───── Excerpted records ─────
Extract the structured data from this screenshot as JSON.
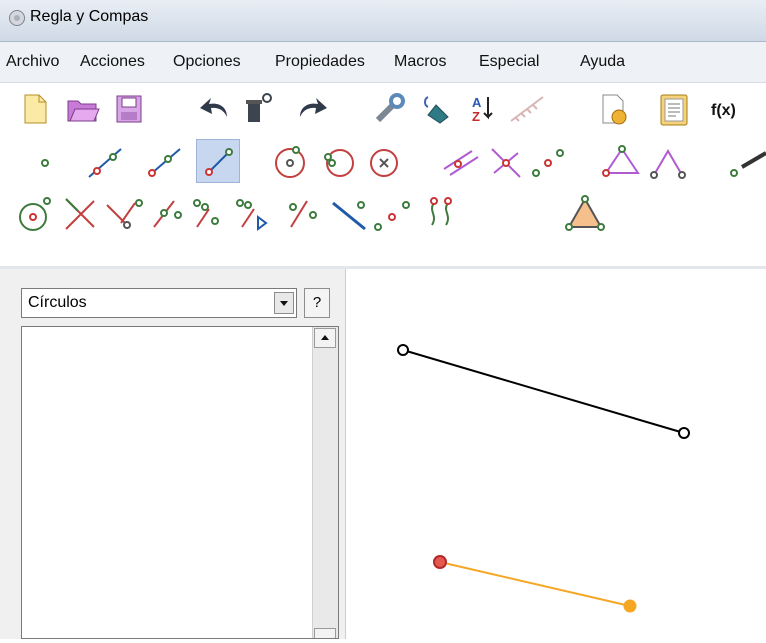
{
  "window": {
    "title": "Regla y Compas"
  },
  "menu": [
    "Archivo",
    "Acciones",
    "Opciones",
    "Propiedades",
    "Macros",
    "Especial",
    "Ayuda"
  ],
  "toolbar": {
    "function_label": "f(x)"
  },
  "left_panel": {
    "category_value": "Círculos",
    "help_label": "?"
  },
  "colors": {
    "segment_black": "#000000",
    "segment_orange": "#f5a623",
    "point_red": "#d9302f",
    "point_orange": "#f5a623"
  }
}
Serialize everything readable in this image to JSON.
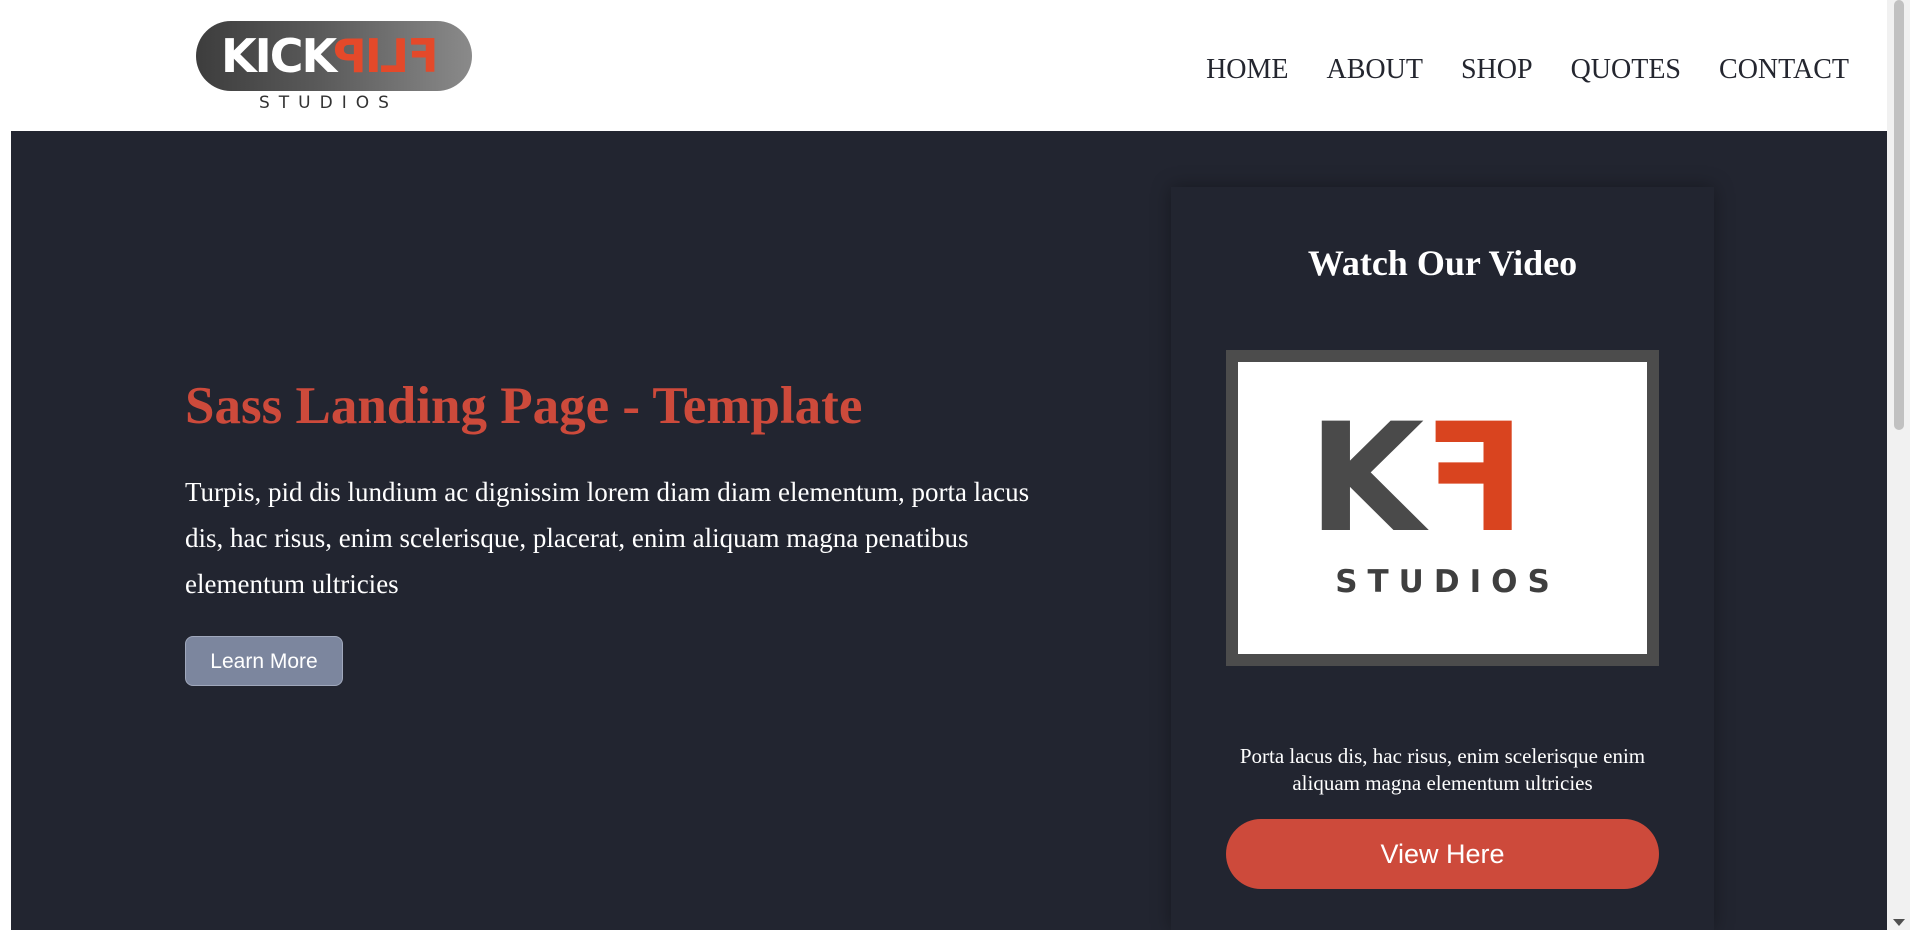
─────
───── Excerpted records ─────
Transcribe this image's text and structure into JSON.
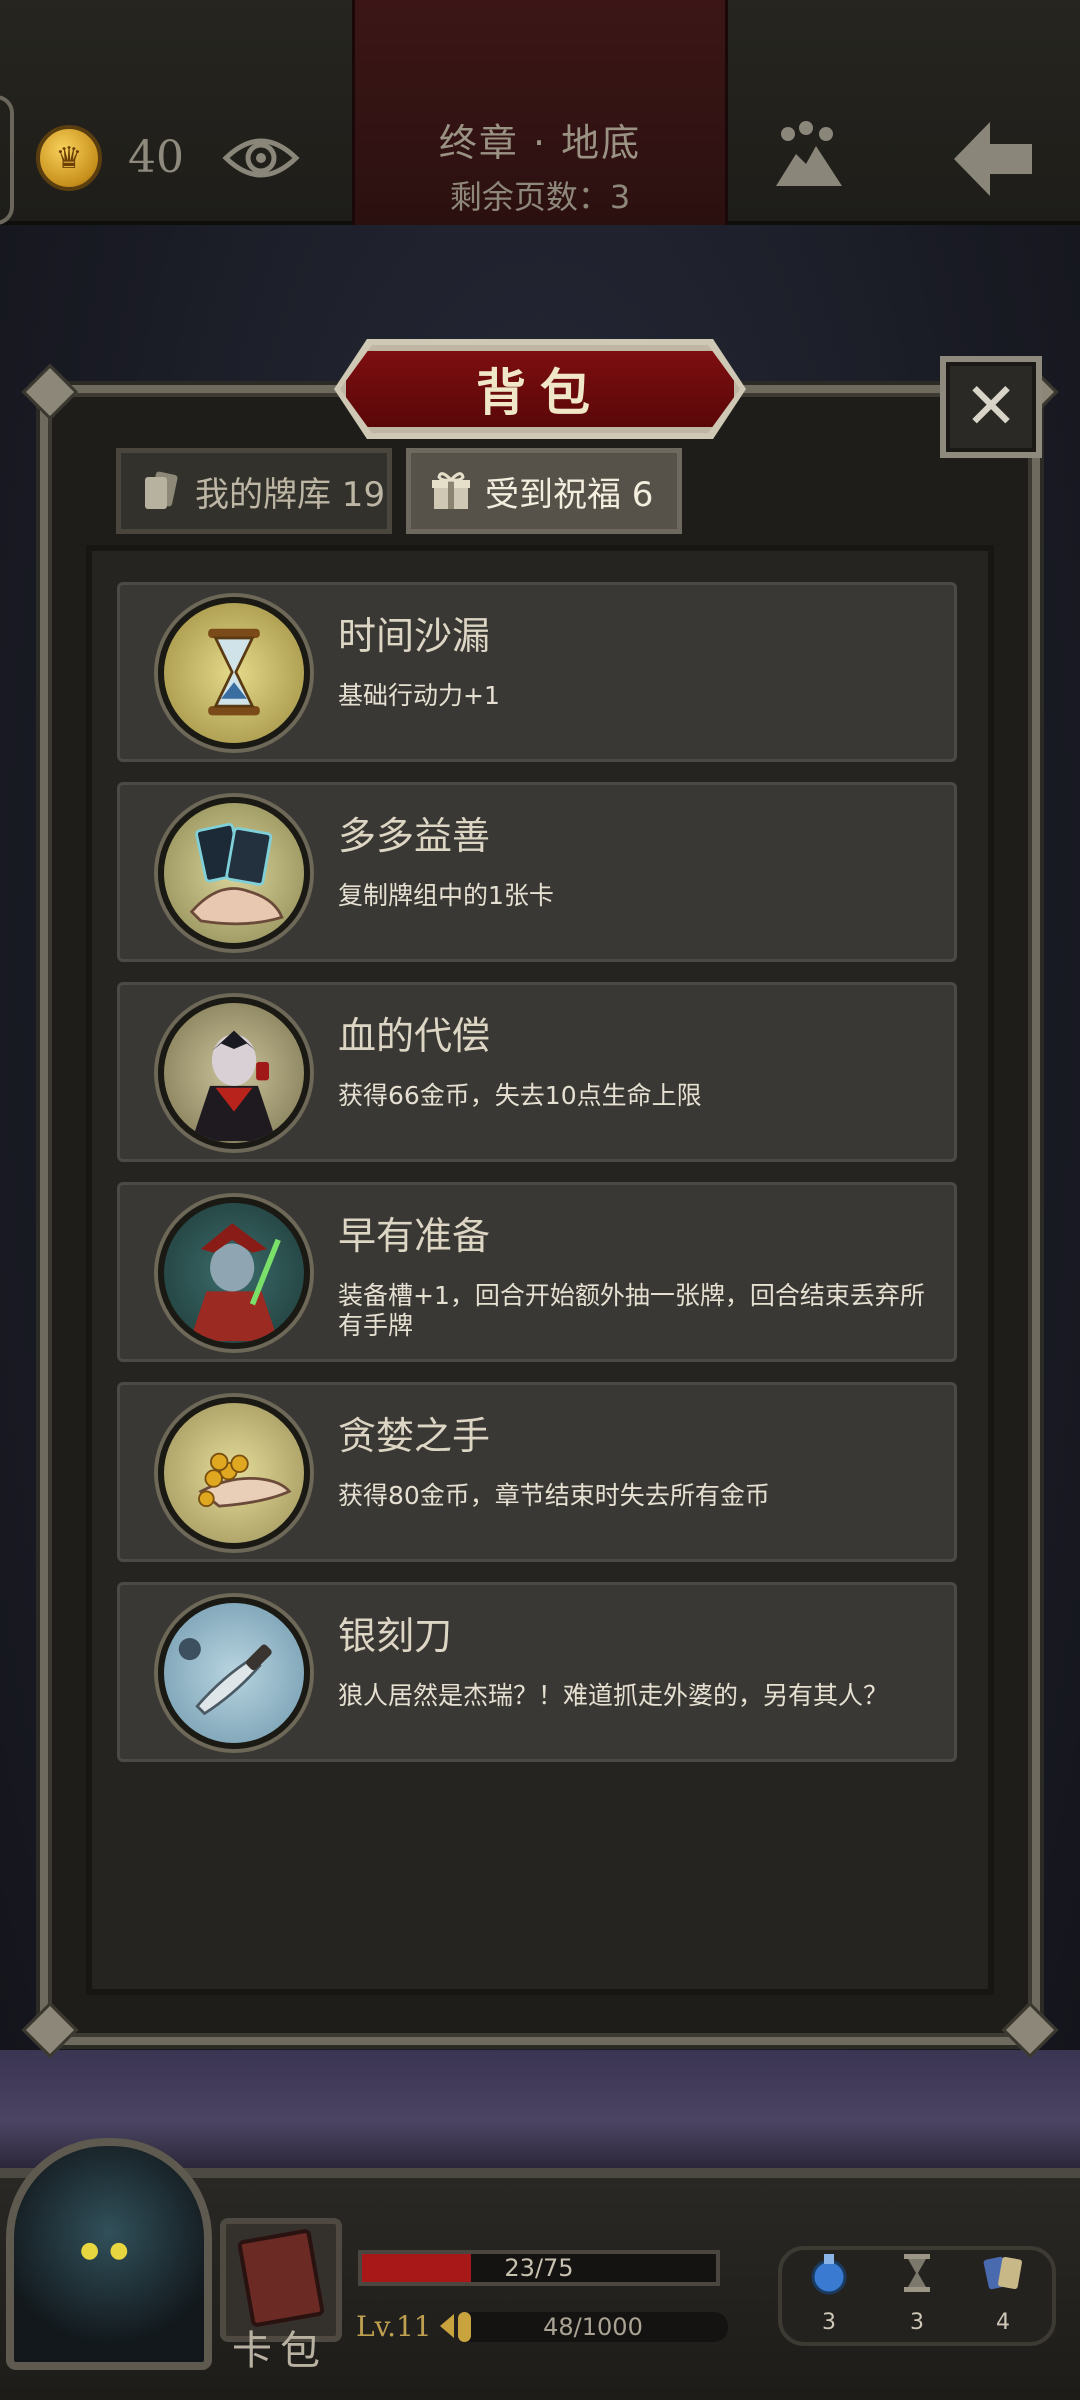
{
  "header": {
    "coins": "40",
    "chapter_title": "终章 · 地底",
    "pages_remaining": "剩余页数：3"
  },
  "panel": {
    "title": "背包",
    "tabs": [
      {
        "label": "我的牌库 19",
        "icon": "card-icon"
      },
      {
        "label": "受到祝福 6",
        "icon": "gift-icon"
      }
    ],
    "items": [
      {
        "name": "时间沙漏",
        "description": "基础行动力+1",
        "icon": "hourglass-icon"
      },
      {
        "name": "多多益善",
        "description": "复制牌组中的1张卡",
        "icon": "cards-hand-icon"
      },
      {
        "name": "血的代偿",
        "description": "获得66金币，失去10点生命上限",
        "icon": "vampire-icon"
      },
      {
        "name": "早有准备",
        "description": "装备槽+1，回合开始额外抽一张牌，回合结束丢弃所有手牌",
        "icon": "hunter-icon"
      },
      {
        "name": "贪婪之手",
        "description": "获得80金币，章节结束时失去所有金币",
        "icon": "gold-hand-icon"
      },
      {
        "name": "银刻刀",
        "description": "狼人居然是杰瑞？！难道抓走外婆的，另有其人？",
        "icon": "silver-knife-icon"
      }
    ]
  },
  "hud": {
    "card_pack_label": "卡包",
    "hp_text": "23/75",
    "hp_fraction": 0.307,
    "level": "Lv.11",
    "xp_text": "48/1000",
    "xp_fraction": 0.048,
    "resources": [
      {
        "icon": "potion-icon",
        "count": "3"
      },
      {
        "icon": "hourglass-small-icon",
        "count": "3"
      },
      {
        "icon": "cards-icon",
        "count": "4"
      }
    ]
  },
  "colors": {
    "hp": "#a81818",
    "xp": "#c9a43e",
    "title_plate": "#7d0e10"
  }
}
─────
───── Excerpted records ─────
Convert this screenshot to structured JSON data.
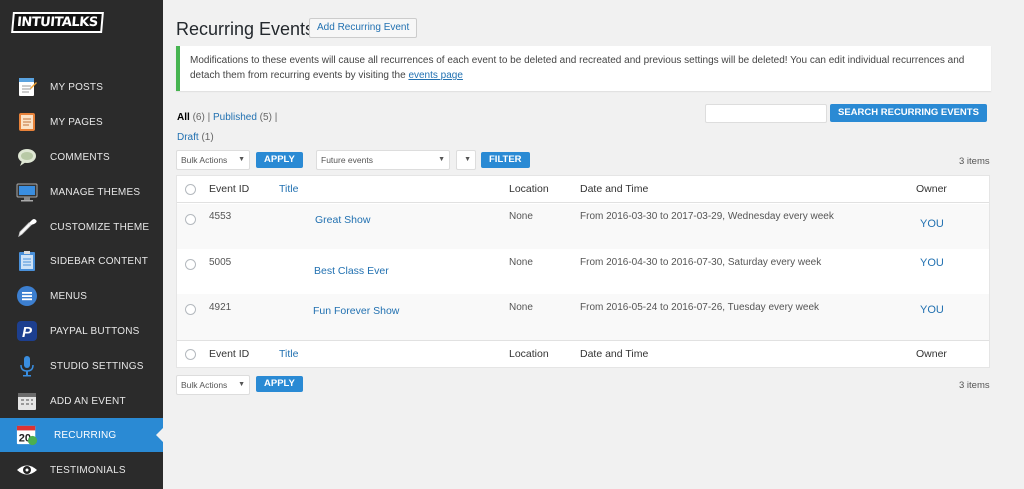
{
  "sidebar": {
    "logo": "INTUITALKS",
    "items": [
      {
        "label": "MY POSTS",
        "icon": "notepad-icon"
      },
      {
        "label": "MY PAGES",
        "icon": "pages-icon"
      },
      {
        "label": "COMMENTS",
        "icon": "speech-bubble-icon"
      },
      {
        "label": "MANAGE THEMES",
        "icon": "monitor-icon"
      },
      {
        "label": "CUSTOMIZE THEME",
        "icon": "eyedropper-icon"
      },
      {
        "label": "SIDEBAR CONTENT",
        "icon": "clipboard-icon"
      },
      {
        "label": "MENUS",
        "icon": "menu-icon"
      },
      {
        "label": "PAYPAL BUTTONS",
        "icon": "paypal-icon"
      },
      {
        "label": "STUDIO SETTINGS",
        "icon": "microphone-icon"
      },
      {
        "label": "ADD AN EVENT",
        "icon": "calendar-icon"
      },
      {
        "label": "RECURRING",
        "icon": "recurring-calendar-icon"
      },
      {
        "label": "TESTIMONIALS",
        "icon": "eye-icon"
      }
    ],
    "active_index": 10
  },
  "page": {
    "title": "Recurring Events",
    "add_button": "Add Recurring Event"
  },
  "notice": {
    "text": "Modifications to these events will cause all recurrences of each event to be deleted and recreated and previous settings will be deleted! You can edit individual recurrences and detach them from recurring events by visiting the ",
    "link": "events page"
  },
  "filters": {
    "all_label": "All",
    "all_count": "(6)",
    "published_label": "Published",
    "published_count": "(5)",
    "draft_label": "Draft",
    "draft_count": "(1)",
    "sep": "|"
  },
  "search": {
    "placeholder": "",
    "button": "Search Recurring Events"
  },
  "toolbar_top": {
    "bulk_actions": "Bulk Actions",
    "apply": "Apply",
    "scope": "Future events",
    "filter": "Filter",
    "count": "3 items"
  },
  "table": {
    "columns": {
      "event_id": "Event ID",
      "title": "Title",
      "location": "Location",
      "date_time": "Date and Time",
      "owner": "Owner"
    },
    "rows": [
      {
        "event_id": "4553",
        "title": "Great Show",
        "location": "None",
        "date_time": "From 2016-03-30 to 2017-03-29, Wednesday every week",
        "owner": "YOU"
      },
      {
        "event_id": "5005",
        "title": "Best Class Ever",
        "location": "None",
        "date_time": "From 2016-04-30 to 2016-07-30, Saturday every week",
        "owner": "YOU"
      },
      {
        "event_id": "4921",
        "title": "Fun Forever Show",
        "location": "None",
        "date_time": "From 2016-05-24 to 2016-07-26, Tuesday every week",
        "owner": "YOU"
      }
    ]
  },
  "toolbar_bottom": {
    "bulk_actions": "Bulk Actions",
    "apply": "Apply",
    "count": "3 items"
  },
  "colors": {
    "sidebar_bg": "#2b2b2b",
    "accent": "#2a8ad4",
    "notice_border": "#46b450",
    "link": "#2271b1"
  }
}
─────
- **Problem statement**: Using the data above, extract exactly the lines from the one containing "Extract the structured" through the one containing "Serialize everything readable". Pictures are left out.

- **Task response**:
Extract the structured data from this screenshot as JSON.
{
  "window": {
    "title": "Regla y Compas"
  },
  "menu": [
    "Archivo",
    "Acciones",
    "Opciones",
    "Propiedades",
    "Macros",
    "Especial",
    "Ayuda"
  ],
  "toolbar": {
    "function_label": "f(x)"
  },
  "left_panel": {
    "category_value": "Círculos",
    "help_label": "?"
  },
  "colors": {
    "segment_black": "#000000",
    "segment_orange": "#f5a623",
    "point_red": "#d9302f",
    "point_orange": "#f5a623"
  }
}
Serialize everything readable in this image to JSON.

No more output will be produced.